TEXTO PROPUESTO:
---

Ignacio Varela-El Confidencial
- Uno de los rasgos definitorios de las variantes del populismo es que contemplan el principio de legalidad como un estorbo y la independencia de los jueces como un obstáculo
Ojalá el escándalo de la ley llamada del solo sí es sí (que comenzó a mostrar su vocación de ley-pancarta en su bautismo como consigna) fuera un hecho aislado en la trayectoria de este Gobierno. Ojalá los jueces que han revisado las sentencias contra agresores sexuales, reduciendo sus penas (obligados a hacerlo por esa misma ley), fueran un residuo machista enquistado en el poder judicial. Ojalá todo el estropicio se debiera únicamente a la estulticia de Irene Montero. Del mal, el menos, podríamos decir.
Por desgracia, ninguna de estas tres cosas es cierta. No estamos ante una excepción, sino ante una pauta sostenida en el comportamiento de este Gobierno, que deriva de su naturaleza política; los jueces revisionistas (que, descubierto el agujero, pronto serán legión) no forman parte de un búnker reaccionario, más bien son profesionales que cumplen su obligación de aplicar una ley en vigor aprobada en el Parlamento (hacer lo contrario por proteger al legislador de su propia inepcia habría sido prevaricador), y residenciar toda la culpa en la acreditada burricie de una ministra es un regate fullero para salvar el trasero de toda la cadena de mando, especialmente el de quien dirige el Gobierno y lidera la mayoría parlamentaria. Pese a todas las apariencias, el Consejo de Ministros sigue siendo un órgano colegiado en el que todos sus componentes son responsables de todas las decisiones y, en caso de duda o discrepancia, el señor presidente decide.
El mal de fondo no es tan solo que el Gobierno y su mayoría parlamentaria sean jurídicamente incompetentes: es que lo son porque quieren serlo, porque ello es consustancial a su concepción de la política. En ambas instancias hay algunas personas que saben de derecho; pero bien poco lo hacen valer, porque el ecosistema político en el que habitan es genéticamente hostil a los principios del imperio de la ley y la separación de poderes. Lo es desde el primer día y no ha cesado de dar muestras de ello, incluso en las situaciones más dramáticas —diríase que especialmente en ellas—.

---

Registros de cuadros etiquetados:
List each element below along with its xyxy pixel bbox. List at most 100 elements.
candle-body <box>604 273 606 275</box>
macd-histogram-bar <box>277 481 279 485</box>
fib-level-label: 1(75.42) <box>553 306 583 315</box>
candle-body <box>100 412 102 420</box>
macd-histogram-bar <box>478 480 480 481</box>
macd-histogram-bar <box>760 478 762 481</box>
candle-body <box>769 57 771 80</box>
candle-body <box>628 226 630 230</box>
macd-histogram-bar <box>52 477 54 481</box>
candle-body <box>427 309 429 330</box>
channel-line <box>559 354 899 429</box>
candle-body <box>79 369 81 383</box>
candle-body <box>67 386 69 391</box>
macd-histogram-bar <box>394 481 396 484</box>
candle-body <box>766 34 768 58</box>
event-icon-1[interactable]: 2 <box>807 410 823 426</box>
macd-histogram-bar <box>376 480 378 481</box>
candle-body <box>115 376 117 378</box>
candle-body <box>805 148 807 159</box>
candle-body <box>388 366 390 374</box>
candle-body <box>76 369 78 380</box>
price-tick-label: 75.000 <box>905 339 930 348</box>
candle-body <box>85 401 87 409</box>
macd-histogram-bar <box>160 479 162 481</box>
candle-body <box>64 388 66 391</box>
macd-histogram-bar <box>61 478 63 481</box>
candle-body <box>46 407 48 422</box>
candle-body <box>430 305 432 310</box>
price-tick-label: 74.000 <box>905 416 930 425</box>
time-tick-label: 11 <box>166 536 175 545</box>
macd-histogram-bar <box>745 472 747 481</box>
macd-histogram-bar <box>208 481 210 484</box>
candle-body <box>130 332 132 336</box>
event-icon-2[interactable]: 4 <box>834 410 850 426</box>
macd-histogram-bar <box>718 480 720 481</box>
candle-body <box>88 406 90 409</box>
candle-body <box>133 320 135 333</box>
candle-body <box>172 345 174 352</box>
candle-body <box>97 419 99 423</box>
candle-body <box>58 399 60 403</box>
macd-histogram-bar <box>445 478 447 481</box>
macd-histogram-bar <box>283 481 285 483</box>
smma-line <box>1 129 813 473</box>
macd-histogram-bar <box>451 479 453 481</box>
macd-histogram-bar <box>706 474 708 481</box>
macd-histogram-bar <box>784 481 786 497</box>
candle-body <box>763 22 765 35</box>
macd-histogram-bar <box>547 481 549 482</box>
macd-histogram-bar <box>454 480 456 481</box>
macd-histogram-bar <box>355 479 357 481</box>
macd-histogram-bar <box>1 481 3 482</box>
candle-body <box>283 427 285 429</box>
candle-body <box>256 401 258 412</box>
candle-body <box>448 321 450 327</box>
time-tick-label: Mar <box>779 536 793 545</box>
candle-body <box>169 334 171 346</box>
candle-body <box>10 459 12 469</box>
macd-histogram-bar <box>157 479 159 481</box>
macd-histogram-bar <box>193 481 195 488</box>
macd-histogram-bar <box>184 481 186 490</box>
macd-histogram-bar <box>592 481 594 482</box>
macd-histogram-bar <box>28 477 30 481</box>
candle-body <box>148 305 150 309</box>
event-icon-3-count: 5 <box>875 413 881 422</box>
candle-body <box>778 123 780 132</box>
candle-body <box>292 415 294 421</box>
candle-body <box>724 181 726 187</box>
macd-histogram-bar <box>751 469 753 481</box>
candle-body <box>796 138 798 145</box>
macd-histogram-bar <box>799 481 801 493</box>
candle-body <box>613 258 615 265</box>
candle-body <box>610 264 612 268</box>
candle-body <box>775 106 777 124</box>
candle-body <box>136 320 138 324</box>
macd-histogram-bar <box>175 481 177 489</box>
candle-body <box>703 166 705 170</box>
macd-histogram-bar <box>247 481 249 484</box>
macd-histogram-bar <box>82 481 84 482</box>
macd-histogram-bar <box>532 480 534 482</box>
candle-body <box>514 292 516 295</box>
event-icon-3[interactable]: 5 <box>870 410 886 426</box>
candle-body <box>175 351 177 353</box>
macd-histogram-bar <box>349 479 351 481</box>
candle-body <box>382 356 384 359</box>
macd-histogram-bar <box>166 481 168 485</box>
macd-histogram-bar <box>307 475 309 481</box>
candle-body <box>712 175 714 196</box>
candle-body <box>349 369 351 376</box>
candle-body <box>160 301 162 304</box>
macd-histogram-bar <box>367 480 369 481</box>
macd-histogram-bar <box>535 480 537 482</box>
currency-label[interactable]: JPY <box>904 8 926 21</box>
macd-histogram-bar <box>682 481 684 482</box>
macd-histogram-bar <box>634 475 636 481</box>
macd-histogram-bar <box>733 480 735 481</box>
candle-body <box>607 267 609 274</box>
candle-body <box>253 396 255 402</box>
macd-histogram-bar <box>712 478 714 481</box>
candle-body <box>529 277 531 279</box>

---

EJERCICIO PROPUESTO 1:
Reproduce sin cambios el fragmento del texto sobre la ley del solo sí es sí que va desde "El mal de fondo" hasta "especialmente en ellas—.".
EJERCICIO PROPUESTO 2:
Indica si cada afirmación concuerda con el texto sobre la ley del solo sí es sí, respondiendo sí o no y citando las palabras exactas del texto que lo deciden: (a) Los jueces que revisaron las sentencias estaban obligados a hacerlo por esa misma ley. (b) El Consejo de Ministros ha dejado de ser un órgano colegiado. (c) El escándalo de la ley es un hecho aislado en la trayectoria del Gobierno.
EJERCICIO PROPUESTO 3:
Prosigue el texto sobre la ley del solo sí es sí a partir de su última oración.
Los datos no guardan relación alguna con el texto sobre la ley del solo sí es sí.

SOLUCIÓN DEL EJERCICIO 1:
El mal de fondo no es tan solo que el Gobierno y su mayoría parlamentaria sean jurídicamente incompetentes: es que lo son porque quieren serlo, porque ello es consustancial a su concepción de la política. En ambas instancias hay algunas personas que saben de derecho; pero bien poco lo hacen valer, porque el ecosistema político en el que habitan es genéticamente hostil a los principios del imperio de la ley y la separación de poderes. Lo es desde el primer día y no ha cesado de dar muestras de ello, incluso en las situaciones más dramáticas —diríase que especialmente en ellas—.

SOLUCIÓN DEL EJERCICIO 2:
(a) Sí: "obligados a hacerlo por esa misma ley".
(b) No: "el Consejo de Ministros sigue siendo un órgano colegiado".
(c) No: "No estamos ante una excepción, sino ante una pauta sostenida en el comportamiento de este Gobierno".

SOLUCIÓN DEL EJERCICIO 3:
Existen muchas variantes del populismo, un fenómeno político caleidoscópico que se caracteriza por que ninguno de sus practicantes admite serlo, pero a todos se los reconoce en cuanto abren la boca y empiezan a actuar. Sobre todo si llegan a los gobiernos, lo que últimamente sucede con desgraciada frecuencia. Uno de sus rasgos definitorios es que contemplan el principio de legalidad como un estorbo y la independencia de los jueces como un obstáculo, y ajustan su comportamiento a ello en toda la medida que el contexto se lo permita. Corromper como medio de pago el principio de legalidad y embestir contra la Justicia con afán de neutralizarla se hace más difícil en un Estado miembro de la Unión Europea que en una república bananera, pero la vocación de origen es idéntica.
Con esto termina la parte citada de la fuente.